[Items from a data source]
[START]
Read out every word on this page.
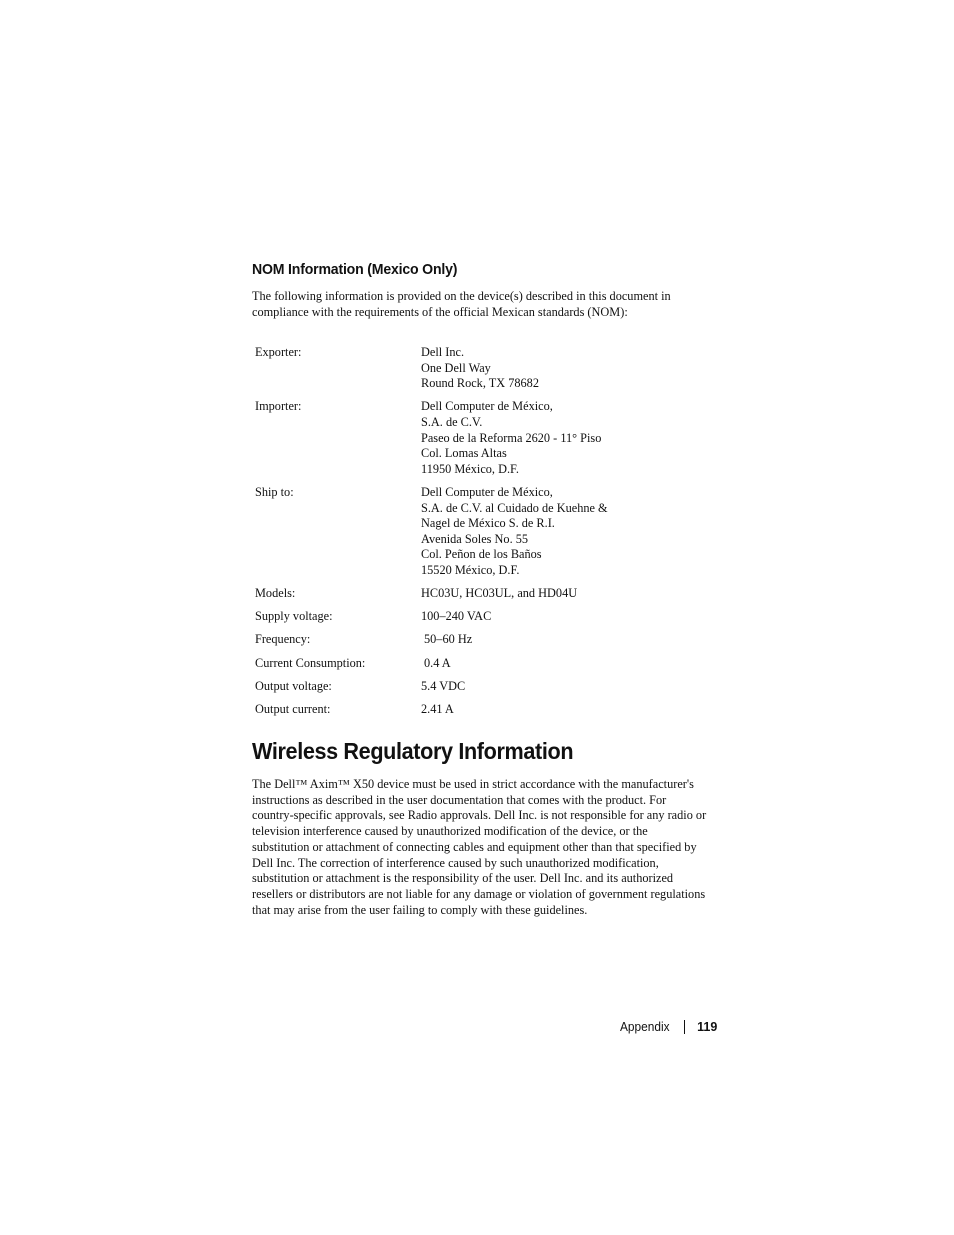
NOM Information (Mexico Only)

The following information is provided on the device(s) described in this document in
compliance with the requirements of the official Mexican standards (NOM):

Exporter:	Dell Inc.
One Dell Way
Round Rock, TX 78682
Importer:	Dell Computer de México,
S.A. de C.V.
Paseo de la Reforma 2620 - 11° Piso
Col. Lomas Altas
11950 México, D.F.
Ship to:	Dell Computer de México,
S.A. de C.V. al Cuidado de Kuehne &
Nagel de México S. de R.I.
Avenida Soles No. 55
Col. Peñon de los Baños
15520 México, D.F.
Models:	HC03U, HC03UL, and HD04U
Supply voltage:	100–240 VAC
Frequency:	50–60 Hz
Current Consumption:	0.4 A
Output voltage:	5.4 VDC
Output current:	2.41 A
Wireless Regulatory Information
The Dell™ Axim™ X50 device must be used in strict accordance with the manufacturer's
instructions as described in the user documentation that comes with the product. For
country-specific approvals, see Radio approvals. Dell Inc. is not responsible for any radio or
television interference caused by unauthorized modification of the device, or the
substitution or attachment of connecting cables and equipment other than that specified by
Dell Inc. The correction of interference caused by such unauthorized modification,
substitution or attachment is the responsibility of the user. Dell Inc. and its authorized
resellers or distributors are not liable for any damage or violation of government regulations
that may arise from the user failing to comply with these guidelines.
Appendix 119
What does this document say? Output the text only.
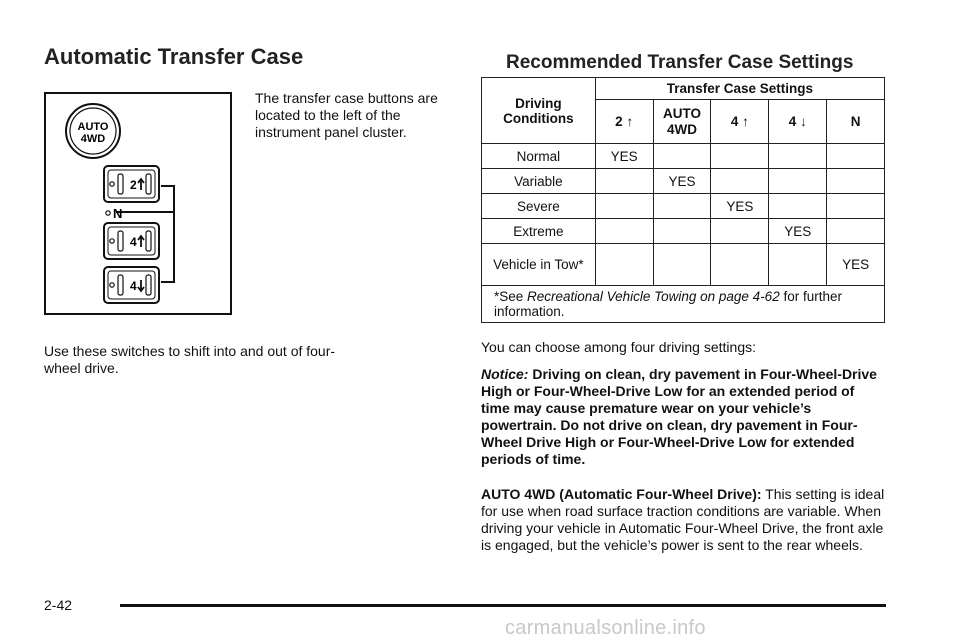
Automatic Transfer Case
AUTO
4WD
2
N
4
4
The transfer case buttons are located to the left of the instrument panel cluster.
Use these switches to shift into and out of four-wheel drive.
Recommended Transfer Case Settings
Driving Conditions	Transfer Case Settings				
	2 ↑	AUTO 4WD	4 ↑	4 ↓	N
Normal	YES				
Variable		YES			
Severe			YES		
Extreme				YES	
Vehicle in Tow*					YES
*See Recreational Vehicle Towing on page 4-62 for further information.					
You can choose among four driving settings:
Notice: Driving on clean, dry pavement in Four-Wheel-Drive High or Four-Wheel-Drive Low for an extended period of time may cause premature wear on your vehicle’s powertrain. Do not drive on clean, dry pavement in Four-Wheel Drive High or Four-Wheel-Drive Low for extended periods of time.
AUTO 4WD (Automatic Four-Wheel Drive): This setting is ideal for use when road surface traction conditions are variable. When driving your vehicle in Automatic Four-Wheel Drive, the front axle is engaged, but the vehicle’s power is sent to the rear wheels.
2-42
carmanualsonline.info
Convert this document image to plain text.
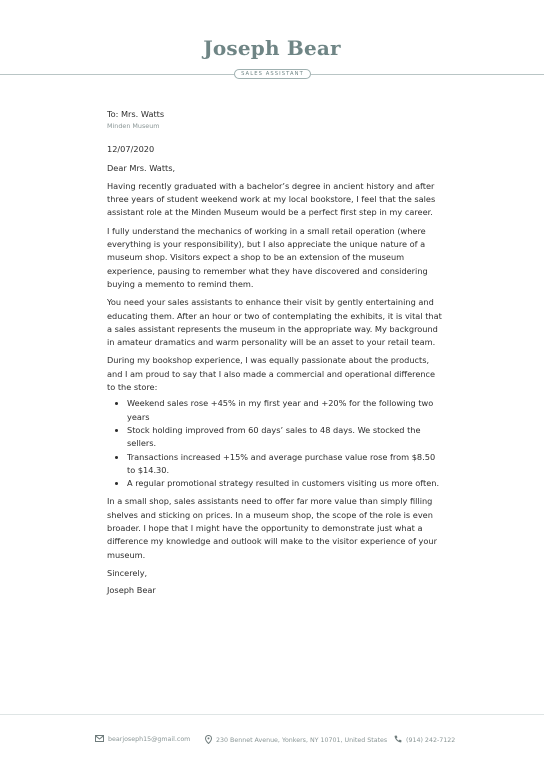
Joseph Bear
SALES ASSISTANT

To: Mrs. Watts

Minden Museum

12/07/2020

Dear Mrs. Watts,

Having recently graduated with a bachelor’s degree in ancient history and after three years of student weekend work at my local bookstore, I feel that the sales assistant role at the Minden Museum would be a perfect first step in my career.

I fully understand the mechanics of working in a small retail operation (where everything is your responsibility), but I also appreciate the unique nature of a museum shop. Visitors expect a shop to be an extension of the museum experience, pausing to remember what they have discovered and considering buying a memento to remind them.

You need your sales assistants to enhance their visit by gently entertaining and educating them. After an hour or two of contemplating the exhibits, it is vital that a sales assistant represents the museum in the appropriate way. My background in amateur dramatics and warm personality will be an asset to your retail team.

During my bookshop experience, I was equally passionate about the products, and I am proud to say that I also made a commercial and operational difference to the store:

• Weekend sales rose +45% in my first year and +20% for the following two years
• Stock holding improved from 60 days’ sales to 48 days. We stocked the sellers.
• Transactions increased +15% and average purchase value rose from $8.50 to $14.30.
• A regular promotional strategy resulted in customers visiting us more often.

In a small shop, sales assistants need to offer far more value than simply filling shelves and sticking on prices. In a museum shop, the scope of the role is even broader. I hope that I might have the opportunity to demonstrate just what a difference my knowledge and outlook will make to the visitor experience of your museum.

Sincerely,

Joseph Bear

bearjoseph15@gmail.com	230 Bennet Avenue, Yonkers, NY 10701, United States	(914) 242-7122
[END]
## Short problem
Each record must be quoted in full and exactly. Do not include the pictures.

## Completed task
Read out every word on this page.
NOM Information (Mexico Only)

The following information is provided on the device(s) described in this document in
compliance with the requirements of the official Mexican standards (NOM):

Exporter:	Dell Inc.
One Dell Way
Round Rock, TX 78682
Importer:	Dell Computer de México,
S.A. de C.V.
Paseo de la Reforma 2620 - 11° Piso
Col. Lomas Altas
11950 México, D.F.
Ship to:	Dell Computer de México,
S.A. de C.V. al Cuidado de Kuehne &
Nagel de México S. de R.I.
Avenida Soles No. 55
Col. Peñon de los Baños
15520 México, D.F.
Models:	HC03U, HC03UL, and HD04U
Supply voltage:	100–240 VAC
Frequency:	50–60 Hz
Current Consumption:	0.4 A
Output voltage:	5.4 VDC
Output current:	2.41 A
Wireless Regulatory Information
The Dell™ Axim™ X50 device must be used in strict accordance with the manufacturer's
instructions as described in the user documentation that comes with the product. For
country-specific approvals, see Radio approvals. Dell Inc. is not responsible for any radio or
television interference caused by unauthorized modification of the device, or the
substitution or attachment of connecting cables and equipment other than that specified by
Dell Inc. The correction of interference caused by such unauthorized modification,
substitution or attachment is the responsibility of the user. Dell Inc. and its authorized
resellers or distributors are not liable for any damage or violation of government regulations
that may arise from the user failing to comply with these guidelines.
Appendix 119
What does this document say? Output the text only.
Automatic Transfer Case
AUTO
4WD
2
N
4
4
The transfer case buttons are located to the left of the instrument panel cluster.
Use these switches to shift into and out of four-wheel drive.
Recommended Transfer Case Settings
Driving Conditions	Transfer Case Settings				
	2 ↑	AUTO 4WD	4 ↑	4 ↓	N
Normal	YES				
Variable		YES			
Severe			YES		
Extreme				YES	
Vehicle in Tow*					YES
*See Recreational Vehicle Towing on page 4-62 for further information.					
You can choose among four driving settings:
Notice: Driving on clean, dry pavement in Four-Wheel-Drive High or Four-Wheel-Drive Low for an extended period of time may cause premature wear on your vehicle’s powertrain. Do not drive on clean, dry pavement in Four-Wheel Drive High or Four-Wheel-Drive Low for extended periods of time.
AUTO 4WD (Automatic Four-Wheel Drive): This setting is ideal for use when road surface traction conditions are variable. When driving your vehicle in Automatic Four-Wheel Drive, the front axle is engaged, but the vehicle’s power is sent to the rear wheels.
2-42
carmanualsonline.info
Convert this document image to plain text.
Joseph Bear
SALES ASSISTANT

To: Mrs. Watts

Minden Museum

12/07/2020

Dear Mrs. Watts,

Having recently graduated with a bachelor’s degree in ancient history and after three years of student weekend work at my local bookstore, I feel that the sales assistant role at the Minden Museum would be a perfect first step in my career.

I fully understand the mechanics of working in a small retail operation (where everything is your responsibility), but I also appreciate the unique nature of a museum shop. Visitors expect a shop to be an extension of the museum experience, pausing to remember what they have discovered and considering buying a memento to remind them.

You need your sales assistants to enhance their visit by gently entertaining and educating them. After an hour or two of contemplating the exhibits, it is vital that a sales assistant represents the museum in the appropriate way. My background in amateur dramatics and warm personality will be an asset to your retail team.

During my bookshop experience, I was equally passionate about the products, and I am proud to say that I also made a commercial and operational difference to the store:

• Weekend sales rose +45% in my first year and +20% for the following two years
• Stock holding improved from 60 days’ sales to 48 days. We stocked the sellers.
• Transactions increased +15% and average purchase value rose from $8.50 to $14.30.
• A regular promotional strategy resulted in customers visiting us more often.

In a small shop, sales assistants need to offer far more value than simply filling shelves and sticking on prices. In a museum shop, the scope of the role is even broader. I hope that I might have the opportunity to demonstrate just what a difference my knowledge and outlook will make to the visitor experience of your museum.

Sincerely,

Joseph Bear

bearjoseph15@gmail.com	230 Bennet Avenue, Yonkers, NY 10701, United States	(914) 242-7122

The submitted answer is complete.